## Excerpts from a layout annotation set
┌──

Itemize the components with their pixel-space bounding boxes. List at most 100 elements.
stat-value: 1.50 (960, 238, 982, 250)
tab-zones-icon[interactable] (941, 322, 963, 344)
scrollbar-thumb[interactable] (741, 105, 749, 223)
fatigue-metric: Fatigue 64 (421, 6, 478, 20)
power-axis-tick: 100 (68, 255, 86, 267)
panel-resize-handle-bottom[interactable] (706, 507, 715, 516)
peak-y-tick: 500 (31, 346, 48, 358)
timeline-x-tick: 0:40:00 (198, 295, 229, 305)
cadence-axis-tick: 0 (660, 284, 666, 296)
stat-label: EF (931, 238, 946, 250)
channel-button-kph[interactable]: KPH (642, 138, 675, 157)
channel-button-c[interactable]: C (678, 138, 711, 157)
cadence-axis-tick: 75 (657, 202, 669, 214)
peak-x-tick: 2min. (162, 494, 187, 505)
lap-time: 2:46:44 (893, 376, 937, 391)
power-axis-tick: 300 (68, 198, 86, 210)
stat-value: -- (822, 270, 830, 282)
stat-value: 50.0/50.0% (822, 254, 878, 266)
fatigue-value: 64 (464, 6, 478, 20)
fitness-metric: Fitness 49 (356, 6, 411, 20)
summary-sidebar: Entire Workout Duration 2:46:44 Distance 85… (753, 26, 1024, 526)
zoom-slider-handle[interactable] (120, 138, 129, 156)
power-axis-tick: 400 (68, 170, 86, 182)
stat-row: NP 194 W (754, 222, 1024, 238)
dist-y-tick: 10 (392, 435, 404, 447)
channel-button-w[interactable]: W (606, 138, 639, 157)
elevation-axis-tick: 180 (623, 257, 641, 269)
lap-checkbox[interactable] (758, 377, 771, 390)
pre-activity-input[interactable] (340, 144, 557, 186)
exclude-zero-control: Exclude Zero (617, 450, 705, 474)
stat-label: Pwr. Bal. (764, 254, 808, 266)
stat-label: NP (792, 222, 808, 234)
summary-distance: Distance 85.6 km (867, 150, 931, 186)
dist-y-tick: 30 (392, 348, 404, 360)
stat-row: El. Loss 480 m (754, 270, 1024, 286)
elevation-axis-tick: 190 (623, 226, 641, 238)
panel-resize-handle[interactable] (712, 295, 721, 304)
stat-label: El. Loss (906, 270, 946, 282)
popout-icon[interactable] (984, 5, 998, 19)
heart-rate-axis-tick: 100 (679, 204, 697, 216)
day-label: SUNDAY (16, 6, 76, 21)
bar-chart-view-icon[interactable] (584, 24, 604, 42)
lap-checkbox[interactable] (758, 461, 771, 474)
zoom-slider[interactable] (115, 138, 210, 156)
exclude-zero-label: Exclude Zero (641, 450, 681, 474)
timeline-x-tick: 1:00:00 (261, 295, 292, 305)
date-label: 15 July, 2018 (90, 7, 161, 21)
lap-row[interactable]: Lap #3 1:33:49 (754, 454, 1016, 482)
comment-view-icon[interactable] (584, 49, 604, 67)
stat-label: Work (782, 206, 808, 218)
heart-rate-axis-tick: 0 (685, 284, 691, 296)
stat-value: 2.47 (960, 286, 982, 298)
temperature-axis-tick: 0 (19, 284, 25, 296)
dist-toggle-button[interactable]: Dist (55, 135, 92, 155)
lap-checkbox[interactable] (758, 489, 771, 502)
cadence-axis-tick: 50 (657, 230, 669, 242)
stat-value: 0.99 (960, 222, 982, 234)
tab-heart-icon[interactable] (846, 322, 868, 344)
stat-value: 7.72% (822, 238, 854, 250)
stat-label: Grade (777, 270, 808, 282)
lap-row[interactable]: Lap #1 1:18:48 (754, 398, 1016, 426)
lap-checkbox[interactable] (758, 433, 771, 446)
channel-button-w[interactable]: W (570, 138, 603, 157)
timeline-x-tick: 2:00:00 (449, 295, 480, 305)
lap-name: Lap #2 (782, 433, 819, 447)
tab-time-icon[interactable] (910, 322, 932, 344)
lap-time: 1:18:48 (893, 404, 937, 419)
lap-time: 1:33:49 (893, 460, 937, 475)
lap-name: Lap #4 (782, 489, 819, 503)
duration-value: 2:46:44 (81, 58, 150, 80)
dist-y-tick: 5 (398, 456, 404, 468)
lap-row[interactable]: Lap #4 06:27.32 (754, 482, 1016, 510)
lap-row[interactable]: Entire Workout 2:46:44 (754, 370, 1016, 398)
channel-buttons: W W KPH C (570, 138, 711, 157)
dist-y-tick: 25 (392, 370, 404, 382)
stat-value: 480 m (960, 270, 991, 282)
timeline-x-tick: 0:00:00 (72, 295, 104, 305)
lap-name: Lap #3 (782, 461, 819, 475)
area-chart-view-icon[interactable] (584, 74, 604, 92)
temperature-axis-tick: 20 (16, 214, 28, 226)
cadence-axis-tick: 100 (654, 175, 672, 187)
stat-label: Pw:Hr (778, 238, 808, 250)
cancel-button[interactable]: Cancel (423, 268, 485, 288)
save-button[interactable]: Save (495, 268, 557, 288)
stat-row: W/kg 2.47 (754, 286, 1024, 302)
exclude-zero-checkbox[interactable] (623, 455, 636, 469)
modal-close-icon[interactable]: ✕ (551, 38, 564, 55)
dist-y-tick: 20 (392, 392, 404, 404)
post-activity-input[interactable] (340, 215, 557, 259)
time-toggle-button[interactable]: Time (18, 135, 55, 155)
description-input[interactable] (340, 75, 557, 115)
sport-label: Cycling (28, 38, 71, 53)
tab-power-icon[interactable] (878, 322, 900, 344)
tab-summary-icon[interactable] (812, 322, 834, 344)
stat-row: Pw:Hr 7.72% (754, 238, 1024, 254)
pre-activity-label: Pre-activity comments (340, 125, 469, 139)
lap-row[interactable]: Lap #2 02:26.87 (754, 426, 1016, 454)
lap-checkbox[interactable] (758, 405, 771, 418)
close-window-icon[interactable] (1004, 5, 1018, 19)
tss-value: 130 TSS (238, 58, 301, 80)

└──

## Instructions for the task
Swap "lap-checkbox" for "lap-toggle" in every line of the records above, and leave the rest of each line unchanged.

## Exercise answer
Itemize the components with their pixel-space bounding boxes. List at most 100 elements.
stat-value: 1.50 (960, 238, 982, 250)
tab-zones-icon[interactable] (941, 322, 963, 344)
scrollbar-thumb[interactable] (741, 105, 749, 223)
fatigue-metric: Fatigue 64 (421, 6, 478, 20)
power-axis-tick: 100 (68, 255, 86, 267)
panel-resize-handle-bottom[interactable] (706, 507, 715, 516)
peak-y-tick: 500 (31, 346, 48, 358)
timeline-x-tick: 0:40:00 (198, 295, 229, 305)
cadence-axis-tick: 0 (660, 284, 666, 296)
stat-label: EF (931, 238, 946, 250)
channel-button-kph[interactable]: KPH (642, 138, 675, 157)
channel-button-c[interactable]: C (678, 138, 711, 157)
cadence-axis-tick: 75 (657, 202, 669, 214)
peak-x-tick: 2min. (162, 494, 187, 505)
lap-time: 2:46:44 (893, 376, 937, 391)
power-axis-tick: 300 (68, 198, 86, 210)
stat-value: -- (822, 270, 830, 282)
stat-value: 50.0/50.0% (822, 254, 878, 266)
fatigue-value: 64 (464, 6, 478, 20)
fitness-metric: Fitness 49 (356, 6, 411, 20)
summary-sidebar: Entire Workout Duration 2:46:44 Distance 85… (753, 26, 1024, 526)
zoom-slider-handle[interactable] (120, 138, 129, 156)
power-axis-tick: 400 (68, 170, 86, 182)
stat-row: NP 194 W (754, 222, 1024, 238)
dist-y-tick: 10 (392, 435, 404, 447)
channel-button-w[interactable]: W (606, 138, 639, 157)
elevation-axis-tick: 180 (623, 257, 641, 269)
lap-toggle[interactable] (758, 377, 771, 390)
pre-activity-input[interactable] (340, 144, 557, 186)
exclude-zero-control: Exclude Zero (617, 450, 705, 474)
stat-label: Pwr. Bal. (764, 254, 808, 266)
stat-label: NP (792, 222, 808, 234)
summary-distance: Distance 85.6 km (867, 150, 931, 186)
dist-y-tick: 30 (392, 348, 404, 360)
stat-row: El. Loss 480 m (754, 270, 1024, 286)
elevation-axis-tick: 190 (623, 226, 641, 238)
panel-resize-handle[interactable] (712, 295, 721, 304)
stat-label: El. Loss (906, 270, 946, 282)
popout-icon[interactable] (984, 5, 998, 19)
heart-rate-axis-tick: 100 (679, 204, 697, 216)
day-label: SUNDAY (16, 6, 76, 21)
bar-chart-view-icon[interactable] (584, 24, 604, 42)
lap-toggle[interactable] (758, 461, 771, 474)
zoom-slider[interactable] (115, 138, 210, 156)
exclude-zero-label: Exclude Zero (641, 450, 681, 474)
timeline-x-tick: 1:00:00 (261, 295, 292, 305)
date-label: 15 July, 2018 (90, 7, 161, 21)
lap-row[interactable]: Lap #3 1:33:49 (754, 454, 1016, 482)
comment-view-icon[interactable] (584, 49, 604, 67)
stat-label: Work (782, 206, 808, 218)
heart-rate-axis-tick: 0 (685, 284, 691, 296)
stat-value: 2.47 (960, 286, 982, 298)
temperature-axis-tick: 0 (19, 284, 25, 296)
dist-toggle-button[interactable]: Dist (55, 135, 92, 155)
lap-toggle[interactable] (758, 489, 771, 502)
cadence-axis-tick: 50 (657, 230, 669, 242)
stat-value: 0.99 (960, 222, 982, 234)
tab-heart-icon[interactable] (846, 322, 868, 344)
stat-value: 7.72% (822, 238, 854, 250)
stat-label: Grade (777, 270, 808, 282)
lap-row[interactable]: Lap #1 1:18:48 (754, 398, 1016, 426)
lap-toggle[interactable] (758, 433, 771, 446)
channel-button-w[interactable]: W (570, 138, 603, 157)
timeline-x-tick: 2:00:00 (449, 295, 480, 305)
lap-name: Lap #2 (782, 433, 819, 447)
tab-time-icon[interactable] (910, 322, 932, 344)
lap-time: 1:18:48 (893, 404, 937, 419)
lap-time: 1:33:49 (893, 460, 937, 475)
lap-name: Lap #4 (782, 489, 819, 503)
duration-value: 2:46:44 (81, 58, 150, 80)
dist-y-tick: 5 (398, 456, 404, 468)
lap-row[interactable]: Lap #4 06:27.32 (754, 482, 1016, 510)
lap-row[interactable]: Entire Workout 2:46:44 (754, 370, 1016, 398)
channel-buttons: W W KPH C (570, 138, 711, 157)
dist-y-tick: 25 (392, 370, 404, 382)
stat-value: 480 m (960, 270, 991, 282)
timeline-x-tick: 0:00:00 (72, 295, 104, 305)
lap-name: Lap #3 (782, 461, 819, 475)
area-chart-view-icon[interactable] (584, 74, 604, 92)
temperature-axis-tick: 20 (16, 214, 28, 226)
cadence-axis-tick: 100 (654, 175, 672, 187)
stat-label: Pw:Hr (778, 238, 808, 250)
cancel-button[interactable]: Cancel (423, 268, 485, 288)
save-button[interactable]: Save (495, 268, 557, 288)
stat-row: W/kg 2.47 (754, 286, 1024, 302)
exclude-zero-checkbox[interactable] (623, 455, 636, 469)
modal-close-icon[interactable]: ✕ (551, 38, 564, 55)
dist-y-tick: 20 (392, 392, 404, 404)
post-activity-input[interactable] (340, 215, 557, 259)
time-toggle-button[interactable]: Time (18, 135, 55, 155)
description-input[interactable] (340, 75, 557, 115)
sport-label: Cycling (28, 38, 71, 53)
tab-power-icon[interactable] (878, 322, 900, 344)
tab-summary-icon[interactable] (812, 322, 834, 344)
stat-row: Pw:Hr 7.72% (754, 238, 1024, 254)
pre-activity-label: Pre-activity comments (340, 125, 469, 139)
lap-row[interactable]: Lap #2 02:26.87 (754, 426, 1016, 454)
lap-toggle[interactable] (758, 405, 771, 418)
close-window-icon[interactable] (1004, 5, 1018, 19)
tss-value: 130 TSS (238, 58, 301, 80)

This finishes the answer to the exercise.